• Aufgabe 1
Wie heißt laut dem Artikel über den Genitiv der Gebrauch des Genitivs, der ein Besitzverhältnis ausdrückt, in der Grammatik?

____________

In den meisten deutschen Dialekten findet sich der Genitiv höchstens noch bei Personennamen und Verwandtschaftsbezeichnungen sowie in festen Wendungen. Eine Ausnahme stellen etliche Mundarten des Walliser- und Walserdeutschen dar, die zumindest noch bis in die jüngere Vergangenheit über einen vollumfänglich funktionablen Genitiv verfügten.[1] Dialektal weit verbreitet sind stattdessen Konstruktionen mit dem Dativ, beispielsweise „dem Nachbarn sein Haus“.

Sprachliche Funktionen des Genitivs

Im Genitiv stehen Wortgruppen, die ein Eigentums- oder Besitzverhältnis ausdrücken (possessives Objekt). In der Wortgruppe das Haus des Nachbarn steht des Nachbarn im Genitiv. Mit der Frage „Wessen Haus ist das?“ kann das Genitivattribut bestimmt werden. Dieser Gebrauch des Genitivs wird in der Grammatik als genitivus possessivus bezeichnet. In der Funktion als Bezeichner von Attributen in dieser possessiven Bedeutung (Possessivgenitiv) kommt der Genitiv im Deutschen am häufigsten vor. In der Universalienforschung wird er deshalb auch als Possessivmarkierung bezeichnet.

____________

• Aufgabe 2
Gib den Abschnitt der Auflistung wortgetreu wieder, der mit ihrer ersten Zeile beginnt und mit der Zeile endet, die „exchange-depth-cell: [523, 217, 549, 242]“ enthält. Beide Grenzzeilen gehören dazu.

• Zeilen
____________

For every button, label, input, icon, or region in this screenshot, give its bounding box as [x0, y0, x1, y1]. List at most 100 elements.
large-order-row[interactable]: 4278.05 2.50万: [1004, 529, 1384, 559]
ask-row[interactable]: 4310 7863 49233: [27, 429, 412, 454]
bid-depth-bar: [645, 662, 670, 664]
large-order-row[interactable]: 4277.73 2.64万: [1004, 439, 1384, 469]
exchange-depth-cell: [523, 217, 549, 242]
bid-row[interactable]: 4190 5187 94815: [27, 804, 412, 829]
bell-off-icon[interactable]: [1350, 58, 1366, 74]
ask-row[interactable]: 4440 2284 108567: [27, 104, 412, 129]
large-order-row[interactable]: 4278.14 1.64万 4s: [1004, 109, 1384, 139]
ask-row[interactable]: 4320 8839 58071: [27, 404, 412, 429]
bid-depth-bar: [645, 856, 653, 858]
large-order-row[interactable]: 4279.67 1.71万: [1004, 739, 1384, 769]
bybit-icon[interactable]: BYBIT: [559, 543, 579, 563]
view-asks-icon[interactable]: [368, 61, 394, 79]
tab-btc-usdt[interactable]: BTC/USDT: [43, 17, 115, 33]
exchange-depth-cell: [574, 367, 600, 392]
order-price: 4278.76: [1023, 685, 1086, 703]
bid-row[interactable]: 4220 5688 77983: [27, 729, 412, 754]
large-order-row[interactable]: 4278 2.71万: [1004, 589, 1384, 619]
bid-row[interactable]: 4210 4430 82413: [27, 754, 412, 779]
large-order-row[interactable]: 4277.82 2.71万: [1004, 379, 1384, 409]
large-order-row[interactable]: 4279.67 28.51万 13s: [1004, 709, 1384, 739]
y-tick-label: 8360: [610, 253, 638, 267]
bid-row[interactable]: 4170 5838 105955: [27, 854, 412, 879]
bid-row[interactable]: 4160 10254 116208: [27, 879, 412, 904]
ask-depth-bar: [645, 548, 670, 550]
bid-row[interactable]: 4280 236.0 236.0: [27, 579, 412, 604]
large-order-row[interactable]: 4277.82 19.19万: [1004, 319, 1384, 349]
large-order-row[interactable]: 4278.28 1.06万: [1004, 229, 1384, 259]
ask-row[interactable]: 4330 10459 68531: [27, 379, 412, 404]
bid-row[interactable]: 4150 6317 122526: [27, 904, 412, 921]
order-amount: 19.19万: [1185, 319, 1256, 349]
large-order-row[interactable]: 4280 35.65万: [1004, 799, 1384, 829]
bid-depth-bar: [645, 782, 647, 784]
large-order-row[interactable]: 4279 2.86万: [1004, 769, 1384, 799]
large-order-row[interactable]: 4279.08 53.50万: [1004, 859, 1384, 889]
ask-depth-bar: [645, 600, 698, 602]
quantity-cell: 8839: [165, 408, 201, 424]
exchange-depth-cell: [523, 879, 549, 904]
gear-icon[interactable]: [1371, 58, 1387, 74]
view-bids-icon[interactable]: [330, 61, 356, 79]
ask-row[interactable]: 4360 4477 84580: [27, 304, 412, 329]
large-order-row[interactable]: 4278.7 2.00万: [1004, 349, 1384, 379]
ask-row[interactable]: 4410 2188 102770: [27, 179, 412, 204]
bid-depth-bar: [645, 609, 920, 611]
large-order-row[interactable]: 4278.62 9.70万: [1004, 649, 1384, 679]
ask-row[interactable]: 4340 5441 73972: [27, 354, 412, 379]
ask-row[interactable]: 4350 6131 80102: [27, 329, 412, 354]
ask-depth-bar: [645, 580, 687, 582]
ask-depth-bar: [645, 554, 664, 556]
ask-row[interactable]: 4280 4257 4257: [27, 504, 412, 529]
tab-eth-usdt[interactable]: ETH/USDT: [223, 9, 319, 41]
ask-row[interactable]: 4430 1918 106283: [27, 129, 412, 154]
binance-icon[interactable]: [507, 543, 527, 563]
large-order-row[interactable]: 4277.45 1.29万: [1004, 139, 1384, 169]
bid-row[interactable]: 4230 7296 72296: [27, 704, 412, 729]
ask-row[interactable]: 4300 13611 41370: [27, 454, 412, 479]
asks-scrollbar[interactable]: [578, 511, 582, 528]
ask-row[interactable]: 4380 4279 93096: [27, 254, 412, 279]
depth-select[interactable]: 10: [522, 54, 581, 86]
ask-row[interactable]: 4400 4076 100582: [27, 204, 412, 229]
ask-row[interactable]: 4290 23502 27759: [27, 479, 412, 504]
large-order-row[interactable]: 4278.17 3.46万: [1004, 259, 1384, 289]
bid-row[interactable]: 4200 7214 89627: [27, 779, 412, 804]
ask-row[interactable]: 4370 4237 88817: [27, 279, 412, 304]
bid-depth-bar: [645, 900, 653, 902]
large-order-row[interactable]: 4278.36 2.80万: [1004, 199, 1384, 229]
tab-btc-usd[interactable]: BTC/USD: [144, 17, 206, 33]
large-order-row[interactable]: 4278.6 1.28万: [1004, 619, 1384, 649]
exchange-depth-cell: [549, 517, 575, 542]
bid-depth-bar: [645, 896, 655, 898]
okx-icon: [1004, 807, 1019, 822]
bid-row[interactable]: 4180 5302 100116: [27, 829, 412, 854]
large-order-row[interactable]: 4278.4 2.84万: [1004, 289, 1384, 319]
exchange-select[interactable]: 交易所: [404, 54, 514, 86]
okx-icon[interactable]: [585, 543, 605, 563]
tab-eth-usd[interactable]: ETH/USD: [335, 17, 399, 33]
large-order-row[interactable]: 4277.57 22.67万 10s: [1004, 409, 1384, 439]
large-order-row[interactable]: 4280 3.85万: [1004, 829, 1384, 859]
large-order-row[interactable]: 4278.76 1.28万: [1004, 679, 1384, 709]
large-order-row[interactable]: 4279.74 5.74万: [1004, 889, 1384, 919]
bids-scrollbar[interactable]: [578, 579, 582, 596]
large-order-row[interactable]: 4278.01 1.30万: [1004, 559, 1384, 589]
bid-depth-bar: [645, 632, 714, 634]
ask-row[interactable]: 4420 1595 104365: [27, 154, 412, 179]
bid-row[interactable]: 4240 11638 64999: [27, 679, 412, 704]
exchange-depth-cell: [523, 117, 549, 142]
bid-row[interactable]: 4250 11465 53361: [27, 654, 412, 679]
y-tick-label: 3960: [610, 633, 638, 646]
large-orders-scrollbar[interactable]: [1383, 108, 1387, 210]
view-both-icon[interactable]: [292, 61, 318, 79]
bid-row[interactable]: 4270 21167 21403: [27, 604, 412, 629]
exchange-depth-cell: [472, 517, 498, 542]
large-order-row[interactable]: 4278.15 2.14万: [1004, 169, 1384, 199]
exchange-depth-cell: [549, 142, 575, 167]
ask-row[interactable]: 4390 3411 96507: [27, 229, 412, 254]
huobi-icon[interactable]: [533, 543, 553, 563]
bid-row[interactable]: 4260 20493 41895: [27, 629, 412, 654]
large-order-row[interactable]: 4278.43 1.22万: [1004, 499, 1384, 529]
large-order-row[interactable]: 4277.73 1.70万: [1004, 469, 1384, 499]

____________

• Richtige Antwort 1
Er heißt genitivus possessivus.

• Richtige Antwort 2
For every button, label, input, icon, or region in this screenshot, give its bounding box as [x0, y0, x1, y1]. List at most 100 elements.
large-order-row[interactable]: 4278.05 2.50万: [1004, 529, 1384, 559]
ask-row[interactable]: 4310 7863 49233: [27, 429, 412, 454]
bid-depth-bar: [645, 662, 670, 664]
large-order-row[interactable]: 4277.73 2.64万: [1004, 439, 1384, 469]
exchange-depth-cell: [523, 217, 549, 242]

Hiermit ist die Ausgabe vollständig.